Aim:
Every record here needs to be written out again exactly.

### Supplied material

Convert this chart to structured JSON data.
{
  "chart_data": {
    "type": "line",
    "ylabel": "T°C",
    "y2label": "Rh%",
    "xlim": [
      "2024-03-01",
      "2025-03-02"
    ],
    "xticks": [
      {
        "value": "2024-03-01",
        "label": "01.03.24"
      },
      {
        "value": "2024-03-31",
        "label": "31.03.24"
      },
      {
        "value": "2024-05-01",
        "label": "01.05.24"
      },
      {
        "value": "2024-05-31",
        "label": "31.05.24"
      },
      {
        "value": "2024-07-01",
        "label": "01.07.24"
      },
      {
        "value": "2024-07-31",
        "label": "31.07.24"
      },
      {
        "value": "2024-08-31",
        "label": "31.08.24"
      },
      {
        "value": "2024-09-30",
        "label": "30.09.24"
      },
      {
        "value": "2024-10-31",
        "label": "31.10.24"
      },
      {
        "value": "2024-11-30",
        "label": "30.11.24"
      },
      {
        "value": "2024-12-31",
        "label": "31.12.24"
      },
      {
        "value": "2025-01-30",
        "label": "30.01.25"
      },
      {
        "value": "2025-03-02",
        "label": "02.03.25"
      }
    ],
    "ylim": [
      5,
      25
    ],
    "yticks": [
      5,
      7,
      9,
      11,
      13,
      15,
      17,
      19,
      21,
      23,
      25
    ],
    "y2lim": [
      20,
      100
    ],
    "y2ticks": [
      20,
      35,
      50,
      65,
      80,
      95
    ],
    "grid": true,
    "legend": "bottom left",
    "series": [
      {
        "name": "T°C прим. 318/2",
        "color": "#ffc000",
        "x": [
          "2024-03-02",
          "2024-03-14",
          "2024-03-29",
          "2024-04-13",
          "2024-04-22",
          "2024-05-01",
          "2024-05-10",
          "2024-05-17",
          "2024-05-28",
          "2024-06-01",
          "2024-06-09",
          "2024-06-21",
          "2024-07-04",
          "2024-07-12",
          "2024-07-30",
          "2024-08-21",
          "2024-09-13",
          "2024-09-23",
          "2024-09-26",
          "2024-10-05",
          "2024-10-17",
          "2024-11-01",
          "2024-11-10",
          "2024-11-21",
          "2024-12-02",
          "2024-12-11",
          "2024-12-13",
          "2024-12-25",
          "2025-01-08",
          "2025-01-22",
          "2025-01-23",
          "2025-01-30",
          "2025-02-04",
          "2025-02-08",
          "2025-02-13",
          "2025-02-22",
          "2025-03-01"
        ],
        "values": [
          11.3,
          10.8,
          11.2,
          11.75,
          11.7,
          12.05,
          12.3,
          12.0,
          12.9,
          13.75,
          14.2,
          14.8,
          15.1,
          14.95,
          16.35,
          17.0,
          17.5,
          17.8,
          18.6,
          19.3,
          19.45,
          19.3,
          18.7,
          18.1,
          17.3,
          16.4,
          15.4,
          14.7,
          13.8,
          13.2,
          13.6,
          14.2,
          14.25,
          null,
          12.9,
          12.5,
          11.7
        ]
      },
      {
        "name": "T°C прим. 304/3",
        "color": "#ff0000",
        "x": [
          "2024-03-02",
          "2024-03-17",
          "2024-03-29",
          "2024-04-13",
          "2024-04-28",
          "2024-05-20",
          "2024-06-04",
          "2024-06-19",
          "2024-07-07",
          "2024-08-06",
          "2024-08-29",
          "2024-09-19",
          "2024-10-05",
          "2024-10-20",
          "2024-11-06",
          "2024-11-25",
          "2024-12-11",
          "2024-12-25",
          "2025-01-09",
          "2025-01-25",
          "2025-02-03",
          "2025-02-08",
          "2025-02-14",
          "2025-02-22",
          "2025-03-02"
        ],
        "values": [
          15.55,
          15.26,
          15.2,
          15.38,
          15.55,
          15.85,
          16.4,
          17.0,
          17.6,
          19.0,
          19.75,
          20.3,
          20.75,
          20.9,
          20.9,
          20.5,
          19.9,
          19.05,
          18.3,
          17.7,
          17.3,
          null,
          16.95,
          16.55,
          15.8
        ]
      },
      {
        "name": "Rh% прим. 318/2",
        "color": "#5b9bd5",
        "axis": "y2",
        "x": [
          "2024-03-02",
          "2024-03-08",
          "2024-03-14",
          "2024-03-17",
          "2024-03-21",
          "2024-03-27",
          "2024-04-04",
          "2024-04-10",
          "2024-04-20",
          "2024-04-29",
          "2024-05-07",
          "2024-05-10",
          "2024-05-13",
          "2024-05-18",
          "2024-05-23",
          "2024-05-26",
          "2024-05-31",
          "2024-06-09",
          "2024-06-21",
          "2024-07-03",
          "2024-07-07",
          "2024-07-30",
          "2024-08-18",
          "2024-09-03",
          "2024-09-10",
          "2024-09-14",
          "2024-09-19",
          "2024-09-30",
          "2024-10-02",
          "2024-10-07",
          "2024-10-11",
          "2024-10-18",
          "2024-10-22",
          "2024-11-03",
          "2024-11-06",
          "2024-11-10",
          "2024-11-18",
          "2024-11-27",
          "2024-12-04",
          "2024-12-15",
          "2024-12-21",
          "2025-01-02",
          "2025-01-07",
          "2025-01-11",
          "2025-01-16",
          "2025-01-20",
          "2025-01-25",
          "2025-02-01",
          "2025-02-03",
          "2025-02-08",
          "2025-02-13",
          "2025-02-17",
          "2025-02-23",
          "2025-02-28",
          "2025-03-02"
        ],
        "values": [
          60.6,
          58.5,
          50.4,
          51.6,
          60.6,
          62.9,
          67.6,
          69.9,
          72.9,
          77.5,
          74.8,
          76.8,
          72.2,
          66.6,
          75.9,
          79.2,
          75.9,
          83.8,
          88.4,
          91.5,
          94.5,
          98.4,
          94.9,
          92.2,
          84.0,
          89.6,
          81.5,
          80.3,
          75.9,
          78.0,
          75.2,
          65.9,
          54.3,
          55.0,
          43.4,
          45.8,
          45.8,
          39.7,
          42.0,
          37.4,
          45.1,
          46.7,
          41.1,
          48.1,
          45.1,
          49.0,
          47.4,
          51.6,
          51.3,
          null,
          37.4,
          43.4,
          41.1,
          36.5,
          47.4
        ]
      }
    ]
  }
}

######

Task response:
Convert this chart to structured JSON data.
{
  "chart_data": {
    "type": "line",
    "ylabel": "T°C",
    "y2label": "Rh%",
    "xlim": [
      "2024-03-01",
      "2025-03-02"
    ],
    "xticks": [
      {
        "value": "2024-03-01",
        "label": "01.03.24"
      },
      {
        "value": "2024-03-31",
        "label": "31.03.24"
      },
      {
        "value": "2024-05-01",
        "label": "01.05.24"
      },
      {
        "value": "2024-05-31",
        "label": "31.05.24"
      },
      {
        "value": "2024-07-01",
        "label": "01.07.24"
      },
      {
        "value": "2024-07-31",
        "label": "31.07.24"
      },
      {
        "value": "2024-08-31",
        "label": "31.08.24"
      },
      {
        "value": "2024-09-30",
        "label": "30.09.24"
      },
      {
        "value": "2024-10-31",
        "label": "31.10.24"
      },
      {
        "value": "2024-11-30",
        "label": "30.11.24"
      },
      {
        "value": "2024-12-31",
        "label": "31.12.24"
      },
      {
        "value": "2025-01-30",
        "label": "30.01.25"
      },
      {
        "value": "2025-03-02",
        "label": "02.03.25"
      }
    ],
    "ylim": [
      5,
      25
    ],
    "yticks": [
      5,
      7,
      9,
      11,
      13,
      15,
      17,
      19,
      21,
      23,
      25
    ],
    "y2lim": [
      20,
      100
    ],
    "y2ticks": [
      20,
      35,
      50,
      65,
      80,
      95
    ],
    "grid": true,
    "legend": "bottom left",
    "series": [
      {
        "name": "T°C прим. 318/2",
        "color": "#ffc000",
        "x": [
          "2024-03-02",
          "2024-03-14",
          "2024-03-29",
          "2024-04-13",
          "2024-04-22",
          "2024-05-01",
          "2024-05-10",
          "2024-05-17",
          "2024-05-28",
          "2024-06-01",
          "2024-06-09",
          "2024-06-21",
          "2024-07-04",
          "2024-07-12",
          "2024-07-30",
          "2024-08-21",
          "2024-09-13",
          "2024-09-23",
          "2024-09-26",
          "2024-10-05",
          "2024-10-17",
          "2024-11-01",
          "2024-11-10",
          "2024-11-21",
          "2024-12-02",
          "2024-12-11",
          "2024-12-13",
          "2024-12-25",
          "2025-01-08",
          "2025-01-22",
          "2025-01-23",
          "2025-01-30",
          "2025-02-04",
          "2025-02-08",
          "2025-02-13",
          "2025-02-22",
          "2025-03-01"
        ],
        "values": [
          11.3,
          10.8,
          11.2,
          11.75,
          11.7,
          12.05,
          12.3,
          12.0,
          12.9,
          13.75,
          14.2,
          14.8,
          15.1,
          14.95,
          16.35,
          17.0,
          17.5,
          17.8,
          18.6,
          19.3,
          19.45,
          19.3,
          18.7,
          18.1,
          17.3,
          16.4,
          15.4,
          14.7,
          13.8,
          13.2,
          13.6,
          14.2,
          14.25,
          null,
          12.9,
          12.5,
          11.7
        ]
      },
      {
        "name": "T°C прим. 304/3",
        "color": "#ff0000",
        "x": [
          "2024-03-02",
          "2024-03-17",
          "2024-03-29",
          "2024-04-13",
          "2024-04-28",
          "2024-05-20",
          "2024-06-04",
          "2024-06-19",
          "2024-07-07",
          "2024-08-06",
          "2024-08-29",
          "2024-09-19",
          "2024-10-05",
          "2024-10-20",
          "2024-11-06",
          "2024-11-25",
          "2024-12-11",
          "2024-12-25",
          "2025-01-09",
          "2025-01-25",
          "2025-02-03",
          "2025-02-08",
          "2025-02-14",
          "2025-02-22",
          "2025-03-02"
        ],
        "values": [
          15.55,
          15.26,
          15.2,
          15.38,
          15.55,
          15.85,
          16.4,
          17.0,
          17.6,
          19.0,
          19.75,
          20.3,
          20.75,
          20.9,
          20.9,
          20.5,
          19.9,
          19.05,
          18.3,
          17.7,
          17.3,
          null,
          16.95,
          16.55,
          15.8
        ]
      },
      {
        "name": "Rh% прим. 318/2",
        "color": "#5b9bd5",
        "axis": "y2",
        "x": [
          "2024-03-02",
          "2024-03-08",
          "2024-03-14",
          "2024-03-17",
          "2024-03-21",
          "2024-03-27",
          "2024-04-04",
          "2024-04-10",
          "2024-04-20",
          "2024-04-29",
          "2024-05-07",
          "2024-05-10",
          "2024-05-13",
          "2024-05-18",
          "2024-05-23",
          "2024-05-26",
          "2024-05-31",
          "2024-06-09",
          "2024-06-21",
          "2024-07-03",
          "2024-07-07",
          "2024-07-30",
          "2024-08-18",
          "2024-09-03",
          "2024-09-10",
          "2024-09-14",
          "2024-09-19",
          "2024-09-30",
          "2024-10-02",
          "2024-10-07",
          "2024-10-11",
          "2024-10-18",
          "2024-10-22",
          "2024-11-03",
          "2024-11-06",
          "2024-11-10",
          "2024-11-18",
          "2024-11-27",
          "2024-12-04",
          "2024-12-15",
          "2024-12-21",
          "2025-01-02",
          "2025-01-07",
          "2025-01-11",
          "2025-01-16",
          "2025-01-20",
          "2025-01-25",
          "2025-02-01",
          "2025-02-03",
          "2025-02-08",
          "2025-02-13",
          "2025-02-17",
          "2025-02-23",
          "2025-02-28",
          "2025-03-02"
        ],
        "values": [
          60.6,
          58.5,
          50.4,
          51.6,
          60.6,
          62.9,
          67.6,
          69.9,
          72.9,
          77.5,
          74.8,
          76.8,
          72.2,
          66.6,
          75.9,
          79.2,
          75.9,
          83.8,
          88.4,
          91.5,
          94.5,
          98.4,
          94.9,
          92.2,
          84.0,
          89.6,
          81.5,
          80.3,
          75.9,
          78.0,
          75.2,
          65.9,
          54.3,
          55.0,
          43.4,
          45.8,
          45.8,
          39.7,
          42.0,
          37.4,
          45.1,
          46.7,
          41.1,
          48.1,
          45.1,
          49.0,
          47.4,
          51.6,
          51.3,
          null,
          37.4,
          43.4,
          41.1,
          36.5,
          47.4
        ]
      }
    ]
  }
}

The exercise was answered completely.